PROMPT –
Write out all the entries word for word and omit any pictures.

———

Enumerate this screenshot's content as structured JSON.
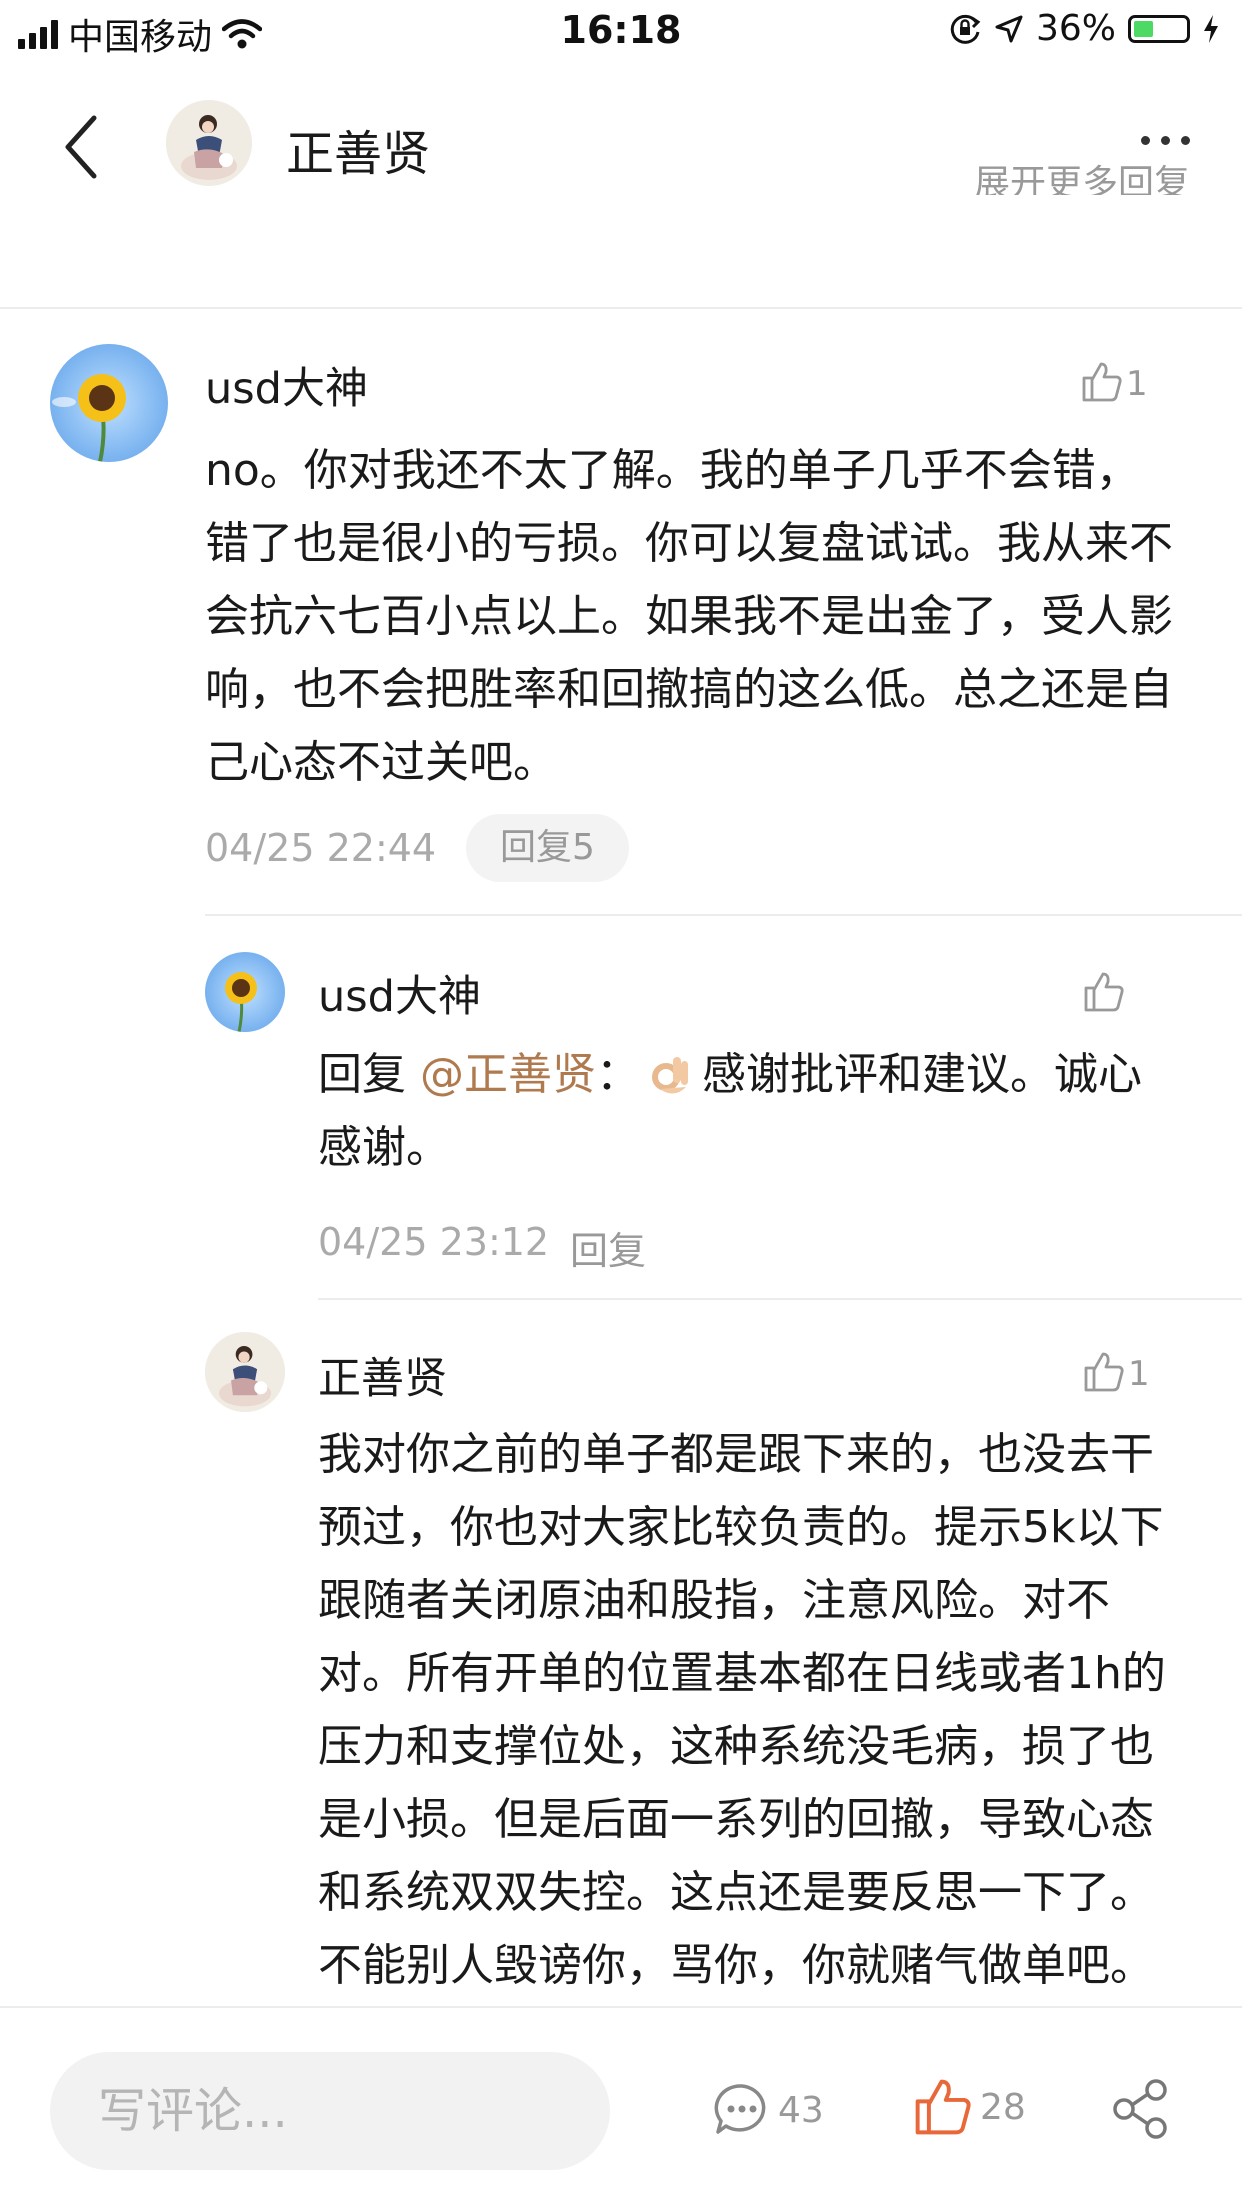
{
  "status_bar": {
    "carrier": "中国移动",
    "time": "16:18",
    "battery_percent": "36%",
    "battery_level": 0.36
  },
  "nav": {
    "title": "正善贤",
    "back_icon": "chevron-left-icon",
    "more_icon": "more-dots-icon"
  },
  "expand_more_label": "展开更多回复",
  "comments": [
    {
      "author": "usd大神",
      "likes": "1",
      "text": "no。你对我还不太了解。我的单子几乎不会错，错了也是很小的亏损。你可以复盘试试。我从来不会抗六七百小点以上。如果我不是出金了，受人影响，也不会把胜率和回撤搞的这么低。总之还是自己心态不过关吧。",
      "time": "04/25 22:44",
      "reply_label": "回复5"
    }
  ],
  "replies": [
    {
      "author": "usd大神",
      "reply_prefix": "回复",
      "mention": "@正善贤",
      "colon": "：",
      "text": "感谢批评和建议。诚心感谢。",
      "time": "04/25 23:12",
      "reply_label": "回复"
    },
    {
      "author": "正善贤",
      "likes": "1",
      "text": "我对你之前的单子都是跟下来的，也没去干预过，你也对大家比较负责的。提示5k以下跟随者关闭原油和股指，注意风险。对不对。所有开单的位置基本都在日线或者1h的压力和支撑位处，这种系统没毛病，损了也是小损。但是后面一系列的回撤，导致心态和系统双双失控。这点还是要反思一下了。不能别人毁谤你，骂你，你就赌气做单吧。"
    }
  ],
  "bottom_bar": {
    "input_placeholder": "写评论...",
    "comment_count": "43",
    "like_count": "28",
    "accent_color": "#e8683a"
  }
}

———

FULL ANSWER –
Enumerate this screenshot's content as structured JSON.
{
  "status_bar": {
    "carrier": "中国移动",
    "time": "16:18",
    "battery_percent": "36%",
    "battery_level": 0.36
  },
  "nav": {
    "title": "正善贤",
    "back_icon": "chevron-left-icon",
    "more_icon": "more-dots-icon"
  },
  "expand_more_label": "展开更多回复",
  "comments": [
    {
      "author": "usd大神",
      "likes": "1",
      "text": "no。你对我还不太了解。我的单子几乎不会错，错了也是很小的亏损。你可以复盘试试。我从来不会抗六七百小点以上。如果我不是出金了，受人影响，也不会把胜率和回撤搞的这么低。总之还是自己心态不过关吧。",
      "time": "04/25 22:44",
      "reply_label": "回复5"
    }
  ],
  "replies": [
    {
      "author": "usd大神",
      "reply_prefix": "回复",
      "mention": "@正善贤",
      "colon": "：",
      "text": "感谢批评和建议。诚心感谢。",
      "time": "04/25 23:12",
      "reply_label": "回复"
    },
    {
      "author": "正善贤",
      "likes": "1",
      "text": "我对你之前的单子都是跟下来的，也没去干预过，你也对大家比较负责的。提示5k以下跟随者关闭原油和股指，注意风险。对不对。所有开单的位置基本都在日线或者1h的压力和支撑位处，这种系统没毛病，损了也是小损。但是后面一系列的回撤，导致心态和系统双双失控。这点还是要反思一下了。不能别人毁谤你，骂你，你就赌气做单吧。"
    }
  ],
  "bottom_bar": {
    "input_placeholder": "写评论...",
    "comment_count": "43",
    "like_count": "28",
    "accent_color": "#e8683a"
  }
}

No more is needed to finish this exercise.